PROMPT
Look below and pull out each line with the word "Bought".

RECORDS SHOWN
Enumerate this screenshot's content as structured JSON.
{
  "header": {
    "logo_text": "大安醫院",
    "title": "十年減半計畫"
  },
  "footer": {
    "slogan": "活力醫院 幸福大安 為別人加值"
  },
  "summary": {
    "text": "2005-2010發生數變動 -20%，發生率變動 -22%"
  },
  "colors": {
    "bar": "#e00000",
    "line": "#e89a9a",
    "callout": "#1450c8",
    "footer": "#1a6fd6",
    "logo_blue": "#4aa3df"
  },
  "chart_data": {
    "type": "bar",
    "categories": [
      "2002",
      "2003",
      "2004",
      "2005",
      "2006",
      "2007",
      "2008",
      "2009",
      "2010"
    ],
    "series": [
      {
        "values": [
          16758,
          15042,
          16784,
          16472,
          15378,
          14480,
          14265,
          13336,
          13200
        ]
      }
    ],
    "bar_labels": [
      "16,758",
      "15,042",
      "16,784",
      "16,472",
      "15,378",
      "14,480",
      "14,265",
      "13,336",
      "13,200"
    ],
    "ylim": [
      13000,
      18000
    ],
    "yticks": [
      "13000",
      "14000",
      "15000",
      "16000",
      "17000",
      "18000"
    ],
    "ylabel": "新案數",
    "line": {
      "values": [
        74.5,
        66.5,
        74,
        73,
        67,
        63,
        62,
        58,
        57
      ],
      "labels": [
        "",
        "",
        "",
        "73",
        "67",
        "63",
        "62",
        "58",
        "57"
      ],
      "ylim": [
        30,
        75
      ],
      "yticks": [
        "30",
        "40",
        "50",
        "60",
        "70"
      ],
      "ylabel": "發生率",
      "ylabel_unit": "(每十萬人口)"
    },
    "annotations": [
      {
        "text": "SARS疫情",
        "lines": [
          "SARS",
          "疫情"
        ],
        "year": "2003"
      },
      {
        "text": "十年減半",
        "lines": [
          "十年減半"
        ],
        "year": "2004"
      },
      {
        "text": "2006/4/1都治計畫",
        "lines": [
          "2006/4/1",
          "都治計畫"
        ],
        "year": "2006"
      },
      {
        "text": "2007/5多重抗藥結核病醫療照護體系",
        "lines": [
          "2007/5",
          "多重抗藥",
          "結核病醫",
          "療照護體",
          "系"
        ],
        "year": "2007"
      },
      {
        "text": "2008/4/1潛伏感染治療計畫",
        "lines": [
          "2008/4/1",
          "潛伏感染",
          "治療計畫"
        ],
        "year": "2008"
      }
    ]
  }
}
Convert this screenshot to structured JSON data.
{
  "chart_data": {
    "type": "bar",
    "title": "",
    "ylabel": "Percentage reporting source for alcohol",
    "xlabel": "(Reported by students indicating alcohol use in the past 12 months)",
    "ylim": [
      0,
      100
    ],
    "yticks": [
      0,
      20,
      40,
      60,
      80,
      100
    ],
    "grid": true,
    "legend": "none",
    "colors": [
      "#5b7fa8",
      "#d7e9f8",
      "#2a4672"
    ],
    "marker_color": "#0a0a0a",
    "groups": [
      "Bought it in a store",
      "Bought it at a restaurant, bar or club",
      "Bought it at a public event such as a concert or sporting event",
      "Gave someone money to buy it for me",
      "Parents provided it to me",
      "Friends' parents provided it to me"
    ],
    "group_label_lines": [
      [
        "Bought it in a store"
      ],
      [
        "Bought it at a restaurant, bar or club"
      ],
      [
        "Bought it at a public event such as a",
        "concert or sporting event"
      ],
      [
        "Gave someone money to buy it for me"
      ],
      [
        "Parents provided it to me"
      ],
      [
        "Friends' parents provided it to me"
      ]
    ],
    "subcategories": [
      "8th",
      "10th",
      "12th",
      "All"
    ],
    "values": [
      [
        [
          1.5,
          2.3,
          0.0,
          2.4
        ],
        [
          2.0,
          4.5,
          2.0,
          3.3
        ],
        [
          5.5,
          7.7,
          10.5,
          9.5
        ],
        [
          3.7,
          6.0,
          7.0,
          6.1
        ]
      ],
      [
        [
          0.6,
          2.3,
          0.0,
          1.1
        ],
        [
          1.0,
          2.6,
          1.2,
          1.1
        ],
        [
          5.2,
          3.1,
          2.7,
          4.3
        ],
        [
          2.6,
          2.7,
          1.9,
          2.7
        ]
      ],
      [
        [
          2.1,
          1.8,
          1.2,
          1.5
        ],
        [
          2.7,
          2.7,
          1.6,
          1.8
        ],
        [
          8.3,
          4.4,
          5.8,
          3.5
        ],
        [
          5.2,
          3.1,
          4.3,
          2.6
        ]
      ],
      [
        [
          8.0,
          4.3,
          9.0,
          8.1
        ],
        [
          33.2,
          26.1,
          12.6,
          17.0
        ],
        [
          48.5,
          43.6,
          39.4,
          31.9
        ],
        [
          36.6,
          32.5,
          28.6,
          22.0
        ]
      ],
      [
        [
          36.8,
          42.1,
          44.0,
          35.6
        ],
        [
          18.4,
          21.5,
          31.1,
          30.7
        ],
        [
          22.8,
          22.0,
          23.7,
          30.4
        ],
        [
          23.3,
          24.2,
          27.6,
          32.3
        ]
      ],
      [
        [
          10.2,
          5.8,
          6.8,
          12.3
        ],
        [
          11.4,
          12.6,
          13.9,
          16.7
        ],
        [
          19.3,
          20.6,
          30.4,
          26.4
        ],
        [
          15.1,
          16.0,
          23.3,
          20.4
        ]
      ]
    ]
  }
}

WRITTEN SOLUTION
      "Bought it in a store",
      "Bought it at a restaurant, bar or club",
      "Bought it at a public event such as a concert or sporting event",
        "Bought it in a store"
        "Bought it at a restaurant, bar or club"
        "Bought it at a public event such as a",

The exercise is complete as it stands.